***** Page

FYI only........the last company I worked for paid it’s final year apprentice about $2500.00 @ month, he was in the stages of writing all of the exams. In addition to the $2500.00 a month they offered him an Astar course in Montreal. However, had him commit to a two contract to re-pay for the course if he departed the company for more $$ after his training within the two yr period, prorated of course. We had one guy that was ready to write and he packed it in and went into a different line of work for some of the reasons outlined in this part of the forum. Just out of the blue....I quit and he departed.


It’s a tough industry to belong to, uncompromising management and owners, the regulations structure, long hours, lack of quality pay and incentive and AME’s are required to continue to sign that “maintenance release” knowing in some instances they should not be. Why? Because there is not much else to choose from these days and some of these people have families to look after.

**********

• [Set of tasks]
a: According to the forum post, where was the course the company offered its final-year apprentice held?
b: Repeat the forum post from "FYI only........the last" up to and including "and he departed.".
The data that follows comes from a separate source.

***** Record list

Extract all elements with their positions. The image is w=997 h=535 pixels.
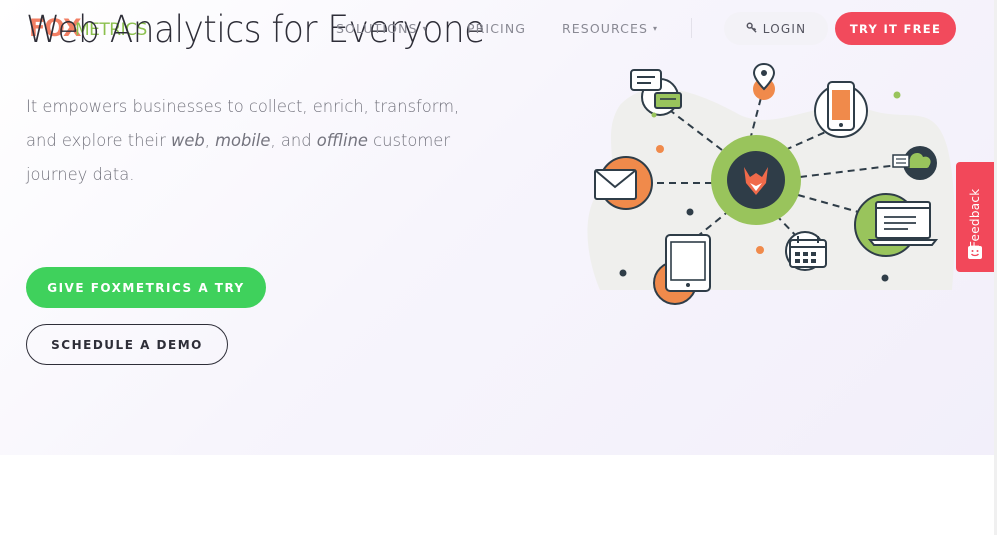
feedback-label: Feedback [968, 188, 982, 248]
try-it-free-button[interactable]: TRY IT FREE [835, 12, 956, 45]
hero-subtitle: It empowers businesses to collect, enric… [26, 90, 468, 192]
nav-resources[interactable]: RESOURCES ▾ [562, 21, 658, 36]
smiley-icon [968, 246, 982, 259]
schedule-a-demo-button[interactable]: SCHEDULE A DEMO [26, 324, 228, 365]
subtitle-mobile: mobile [215, 131, 271, 151]
data-network-illustration [587, 62, 955, 305]
login-label: LOGIN [762, 21, 807, 36]
location-pin-icon [752, 62, 776, 100]
login-button[interactable]: LOGIN [724, 12, 828, 45]
nav-pricing[interactable]: PRICING [467, 21, 526, 36]
subtitle-comma-2: , and [270, 131, 317, 151]
hero-section: FOX METRICS Web Analytics for Everyone S… [0, 0, 997, 455]
give-foxmetrics-a-try-button[interactable]: GIVE FOXMETRICS A TRY [26, 267, 266, 308]
subtitle-web: web [170, 131, 205, 151]
mobile-phone-icon [814, 81, 868, 138]
subtitle-line-3: journey data. [26, 165, 135, 185]
key-icon [746, 22, 757, 36]
subtitle-line-1: It empowers businesses to collect, enric… [26, 97, 460, 117]
nav-solutions-label: SOLUTIONS [336, 21, 418, 36]
nav-solutions[interactable]: SOLUTIONS ▾ [336, 21, 428, 36]
chevron-down-icon: ▾ [422, 24, 428, 33]
subtitle-offline: offline [316, 131, 368, 151]
chevron-down-icon: ▾ [653, 24, 659, 33]
feedback-tab[interactable]: Feedback [956, 162, 994, 272]
nav-resources-label: RESOURCES [562, 21, 649, 36]
nav-divider [691, 18, 692, 38]
subtitle-line-2-start: and explore their [26, 131, 171, 151]
subtitle-line-2-end: customer [367, 131, 451, 151]
subtitle-comma-1: , [204, 131, 216, 151]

**********

• [Results]
a: Montreal

b:
FYI only........the last company I worked for paid it’s final year apprentice about $2500.00 @ month, he was in the stages of writing all of the exams. In addition to the $2500.00 a month they offered him an Astar course in Montreal. However, had him commit to a two contract to re-pay for the course if he departed the company for more $$ after his training within the two yr period, prorated of course. We had one guy that was ready to write and he packed it in and went into a different line of work for some of the reasons outlined in this part of the forum. Just out of the blue....I quit and he departed.